Figure collection entries:

____________________

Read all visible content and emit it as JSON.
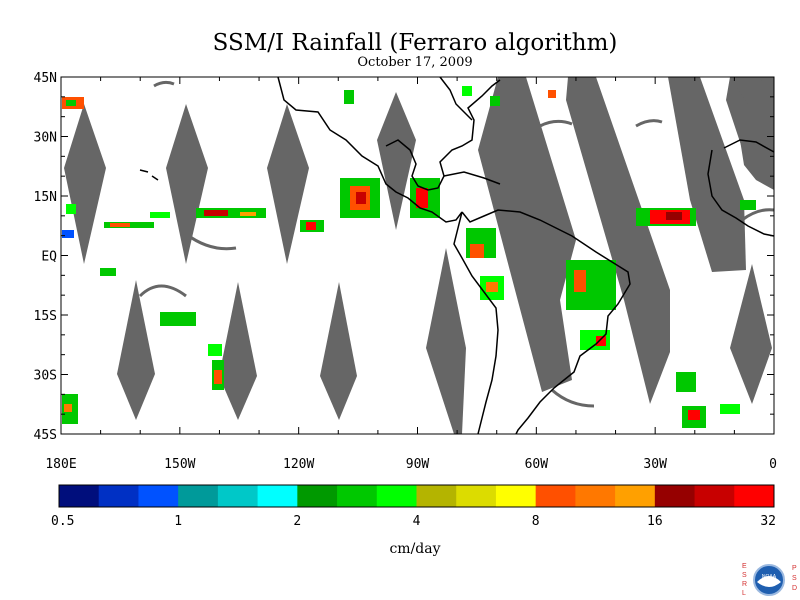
{
  "title": "SSM/I Rainfall (Ferraro algorithm)",
  "subtitle": "October 17, 2009",
  "map": {
    "lat_labels": [
      "45N",
      "30N",
      "15N",
      "EQ",
      "15S",
      "30S",
      "45S"
    ],
    "lat_values": [
      45,
      30,
      15,
      0,
      -15,
      -30,
      -45
    ],
    "lon_labels": [
      "180E",
      "150W",
      "120W",
      "90W",
      "60W",
      "30W",
      "0"
    ],
    "lon_values": [
      -180,
      -150,
      -120,
      -90,
      -60,
      -30,
      0
    ],
    "lon_range": [
      -180,
      0
    ],
    "lat_range": [
      -45,
      45
    ],
    "no_data_color": "#666666",
    "coastline_color": "#000000"
  },
  "colorbar": {
    "ticks": [
      "0.5",
      "1",
      "2",
      "4",
      "8",
      "16",
      "32"
    ],
    "unit": "cm/day",
    "colors": [
      "#000e7c",
      "#0030c4",
      "#0052ff",
      "#009a9a",
      "#00c8c8",
      "#00ffff",
      "#009900",
      "#00c800",
      "#00ff00",
      "#b4b400",
      "#dcdc00",
      "#ffff00",
      "#ff5000",
      "#ff7800",
      "#ffa000",
      "#960000",
      "#c80000",
      "#ff0000"
    ]
  },
  "logo": {
    "left_letters": [
      "E",
      "S",
      "R",
      "L"
    ],
    "right_letters": [
      "P",
      "S",
      "D"
    ],
    "emblem": "NOAA",
    "emblem_color": "#1f5fb0",
    "letter_color": "#d43030"
  }
}
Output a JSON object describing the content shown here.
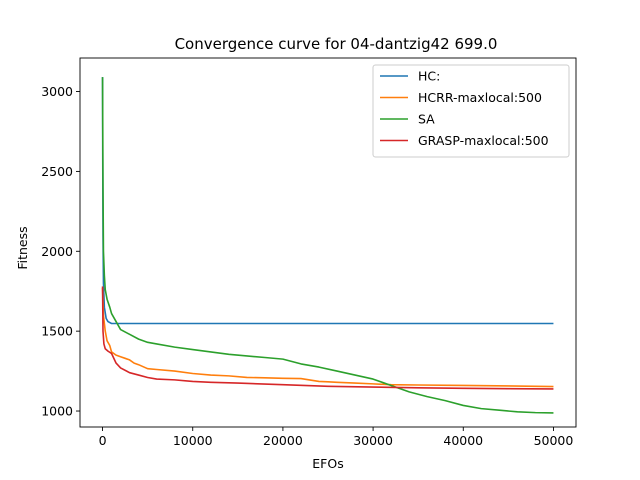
{
  "chart_data": {
    "type": "line",
    "title": "Convergence curve for 04-dantzig42 699.0",
    "xlabel": "EFOs",
    "ylabel": "Fitness",
    "xlim": [
      -2500,
      52500
    ],
    "ylim": [
      900,
      3210
    ],
    "xticks": [
      0,
      10000,
      20000,
      30000,
      40000,
      50000
    ],
    "yticks": [
      1000,
      1500,
      2000,
      2500,
      3000
    ],
    "legend_position": "top-right",
    "grid": false,
    "series": [
      {
        "name": "HC:",
        "color": "#1f77b4",
        "x": [
          0,
          20,
          50,
          100,
          200,
          400,
          600,
          1000,
          50000
        ],
        "y": [
          3090,
          2600,
          2100,
          1800,
          1650,
          1580,
          1560,
          1548,
          1548
        ]
      },
      {
        "name": "HCRR-maxlocal:500",
        "color": "#ff7f0e",
        "x": [
          0,
          100,
          300,
          500,
          800,
          1000,
          1500,
          2000,
          2500,
          3000,
          3500,
          4000,
          5000,
          6000,
          8000,
          10000,
          12000,
          14000,
          16000,
          18000,
          20000,
          22000,
          24000,
          25000,
          26000,
          28000,
          30000,
          32000,
          35000,
          40000,
          45000,
          50000
        ],
        "y": [
          1770,
          1600,
          1500,
          1440,
          1410,
          1370,
          1350,
          1340,
          1330,
          1320,
          1300,
          1290,
          1265,
          1260,
          1250,
          1235,
          1225,
          1220,
          1210,
          1208,
          1205,
          1203,
          1185,
          1183,
          1180,
          1175,
          1170,
          1165,
          1163,
          1160,
          1157,
          1153
        ]
      },
      {
        "name": "SA",
        "color": "#2ca02c",
        "x": [
          0,
          50,
          100,
          200,
          300,
          500,
          800,
          1000,
          1500,
          2000,
          3000,
          4000,
          5000,
          6000,
          8000,
          10000,
          12000,
          14000,
          16000,
          18000,
          20000,
          22000,
          24000,
          26000,
          28000,
          30000,
          32000,
          34000,
          36000,
          38000,
          40000,
          42000,
          44000,
          46000,
          48000,
          50000
        ],
        "y": [
          3090,
          2400,
          2000,
          1850,
          1760,
          1700,
          1650,
          1610,
          1560,
          1510,
          1480,
          1450,
          1430,
          1420,
          1400,
          1385,
          1370,
          1355,
          1345,
          1335,
          1325,
          1295,
          1275,
          1250,
          1225,
          1200,
          1160,
          1120,
          1090,
          1065,
          1035,
          1015,
          1005,
          995,
          990,
          988
        ]
      },
      {
        "name": "GRASP-maxlocal:500",
        "color": "#d62728",
        "x": [
          0,
          50,
          150,
          300,
          600,
          1000,
          1500,
          2000,
          3000,
          4000,
          5000,
          6000,
          8000,
          10000,
          12000,
          15000,
          20000,
          25000,
          30000,
          35000,
          40000,
          45000,
          50000
        ],
        "y": [
          1780,
          1500,
          1420,
          1390,
          1375,
          1360,
          1300,
          1270,
          1240,
          1225,
          1210,
          1200,
          1195,
          1185,
          1180,
          1175,
          1165,
          1155,
          1150,
          1145,
          1142,
          1140,
          1138
        ]
      }
    ]
  }
}
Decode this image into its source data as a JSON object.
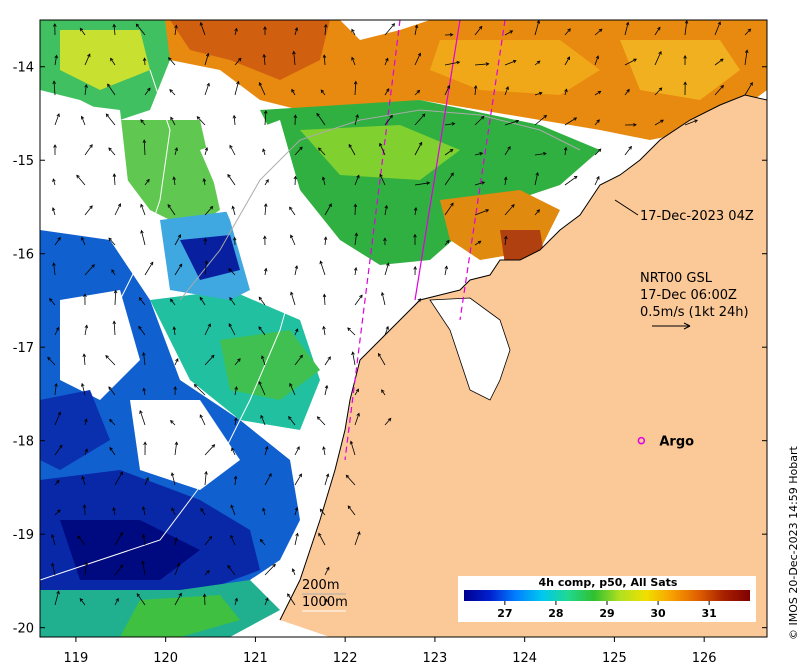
{
  "map": {
    "lon_range": [
      118.6,
      126.7
    ],
    "lat_range": [
      -20.1,
      -13.5
    ],
    "x_ticks": [
      "119",
      "120",
      "121",
      "122",
      "123",
      "124",
      "125",
      "126"
    ],
    "y_ticks": [
      "-14",
      "-15",
      "-16",
      "-17",
      "-18",
      "-19",
      "-20"
    ],
    "land_color": "#fbc898",
    "coast_color": "#000000"
  },
  "annotations": {
    "timestamp": "17-Dec-2023 04Z",
    "current_title": "NRT00 GSL",
    "current_time": "17-Dec 06:00Z",
    "current_scale": "0.5m/s (1kt 24h)",
    "argo_label": "Argo",
    "isobath_200": "200m",
    "isobath_1000": "1000m",
    "copyright": "© IMOS 20-Dec-2023 14:59 Hobart"
  },
  "colorbar": {
    "title": "4h comp, p50, All Sats",
    "ticks": [
      "27",
      "28",
      "29",
      "30",
      "31"
    ],
    "range": [
      26.2,
      31.8
    ],
    "colors": [
      "#00008f",
      "#0020d0",
      "#0080ff",
      "#00c8f0",
      "#20d890",
      "#30c030",
      "#b0e020",
      "#f0e000",
      "#f8a000",
      "#e06000",
      "#a82000",
      "#800000"
    ]
  },
  "argo": {
    "lon": 125.3,
    "lat": -18.0,
    "color": "#e000e0"
  }
}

____________________

__REQUEST__. Output the entries above exactly. Drop the pictures.

__SOLUTION__.
Read all visible content and emit it as JSON.
{
  "title": "SSM/I Rainfall (Ferraro algorithm)",
  "subtitle": "October 17, 2009",
  "map": {
    "lat_labels": [
      "45N",
      "30N",
      "15N",
      "EQ",
      "15S",
      "30S",
      "45S"
    ],
    "lat_values": [
      45,
      30,
      15,
      0,
      -15,
      -30,
      -45
    ],
    "lon_labels": [
      "180E",
      "150W",
      "120W",
      "90W",
      "60W",
      "30W",
      "0"
    ],
    "lon_values": [
      -180,
      -150,
      -120,
      -90,
      -60,
      -30,
      0
    ],
    "lon_range": [
      -180,
      0
    ],
    "lat_range": [
      -45,
      45
    ],
    "no_data_color": "#666666",
    "coastline_color": "#000000"
  },
  "colorbar": {
    "ticks": [
      "0.5",
      "1",
      "2",
      "4",
      "8",
      "16",
      "32"
    ],
    "unit": "cm/day",
    "colors": [
      "#000e7c",
      "#0030c4",
      "#0052ff",
      "#009a9a",
      "#00c8c8",
      "#00ffff",
      "#009900",
      "#00c800",
      "#00ff00",
      "#b4b400",
      "#dcdc00",
      "#ffff00",
      "#ff5000",
      "#ff7800",
      "#ffa000",
      "#960000",
      "#c80000",
      "#ff0000"
    ]
  },
  "logo": {
    "left_letters": [
      "E",
      "S",
      "R",
      "L"
    ],
    "right_letters": [
      "P",
      "S",
      "D"
    ],
    "emblem": "NOAA",
    "emblem_color": "#1f5fb0",
    "letter_color": "#d43030"
  }
}
Output a JSON object describing the content shown here.
{
  "chart_data": {
    "type": "line",
    "title": "Convergence curve for 04-dantzig42 699.0",
    "xlabel": "EFOs",
    "ylabel": "Fitness",
    "xlim": [
      -2500,
      52500
    ],
    "ylim": [
      900,
      3210
    ],
    "xticks": [
      0,
      10000,
      20000,
      30000,
      40000,
      50000
    ],
    "yticks": [
      1000,
      1500,
      2000,
      2500,
      3000
    ],
    "legend_position": "top-right",
    "grid": false,
    "series": [
      {
        "name": "HC:",
        "color": "#1f77b4",
        "x": [
          0,
          20,
          50,
          100,
          200,
          400,
          600,
          1000,
          50000
        ],
        "y": [
          3090,
          2600,
          2100,
          1800,
          1650,
          1580,
          1560,
          1548,
          1548
        ]
      },
      {
        "name": "HCRR-maxlocal:500",
        "color": "#ff7f0e",
        "x": [
          0,
          100,
          300,
          500,
          800,
          1000,
          1500,
          2000,
          2500,
          3000,
          3500,
          4000,
          5000,
          6000,
          8000,
          10000,
          12000,
          14000,
          16000,
          18000,
          20000,
          22000,
          24000,
          25000,
          26000,
          28000,
          30000,
          32000,
          35000,
          40000,
          45000,
          50000
        ],
        "y": [
          1770,
          1600,
          1500,
          1440,
          1410,
          1370,
          1350,
          1340,
          1330,
          1320,
          1300,
          1290,
          1265,
          1260,
          1250,
          1235,
          1225,
          1220,
          1210,
          1208,
          1205,
          1203,
          1185,
          1183,
          1180,
          1175,
          1170,
          1165,
          1163,
          1160,
          1157,
          1153
        ]
      },
      {
        "name": "SA",
        "color": "#2ca02c",
        "x": [
          0,
          50,
          100,
          200,
          300,
          500,
          800,
          1000,
          1500,
          2000,
          3000,
          4000,
          5000,
          6000,
          8000,
          10000,
          12000,
          14000,
          16000,
          18000,
          20000,
          22000,
          24000,
          26000,
          28000,
          30000,
          32000,
          34000,
          36000,
          38000,
          40000,
          42000,
          44000,
          46000,
          48000,
          50000
        ],
        "y": [
          3090,
          2400,
          2000,
          1850,
          1760,
          1700,
          1650,
          1610,
          1560,
          1510,
          1480,
          1450,
          1430,
          1420,
          1400,
          1385,
          1370,
          1355,
          1345,
          1335,
          1325,
          1295,
          1275,
          1250,
          1225,
          1200,
          1160,
          1120,
          1090,
          1065,
          1035,
          1015,
          1005,
          995,
          990,
          988
        ]
      },
      {
        "name": "GRASP-maxlocal:500",
        "color": "#d62728",
        "x": [
          0,
          50,
          150,
          300,
          600,
          1000,
          1500,
          2000,
          3000,
          4000,
          5000,
          6000,
          8000,
          10000,
          12000,
          15000,
          20000,
          25000,
          30000,
          35000,
          40000,
          45000,
          50000
        ],
        "y": [
          1780,
          1500,
          1420,
          1390,
          1375,
          1360,
          1300,
          1270,
          1240,
          1225,
          1210,
          1200,
          1195,
          1185,
          1180,
          1175,
          1165,
          1155,
          1150,
          1145,
          1142,
          1140,
          1138
        ]
      }
    ]
  }
}
Decode this image into its source data as a JSON object.
{
  "map": {
    "lon_range": [
      118.6,
      126.7
    ],
    "lat_range": [
      -20.1,
      -13.5
    ],
    "x_ticks": [
      "119",
      "120",
      "121",
      "122",
      "123",
      "124",
      "125",
      "126"
    ],
    "y_ticks": [
      "-14",
      "-15",
      "-16",
      "-17",
      "-18",
      "-19",
      "-20"
    ],
    "land_color": "#fbc898",
    "coast_color": "#000000"
  },
  "annotations": {
    "timestamp": "17-Dec-2023 04Z",
    "current_title": "NRT00 GSL",
    "current_time": "17-Dec 06:00Z",
    "current_scale": "0.5m/s (1kt 24h)",
    "argo_label": "Argo",
    "isobath_200": "200m",
    "isobath_1000": "1000m",
    "copyright": "© IMOS 20-Dec-2023 14:59 Hobart"
  },
  "colorbar": {
    "title": "4h comp, p50, All Sats",
    "ticks": [
      "27",
      "28",
      "29",
      "30",
      "31"
    ],
    "range": [
      26.2,
      31.8
    ],
    "colors": [
      "#00008f",
      "#0020d0",
      "#0080ff",
      "#00c8f0",
      "#20d890",
      "#30c030",
      "#b0e020",
      "#f0e000",
      "#f8a000",
      "#e06000",
      "#a82000",
      "#800000"
    ]
  },
  "argo": {
    "lon": 125.3,
    "lat": -18.0,
    "color": "#e000e0"
  }
}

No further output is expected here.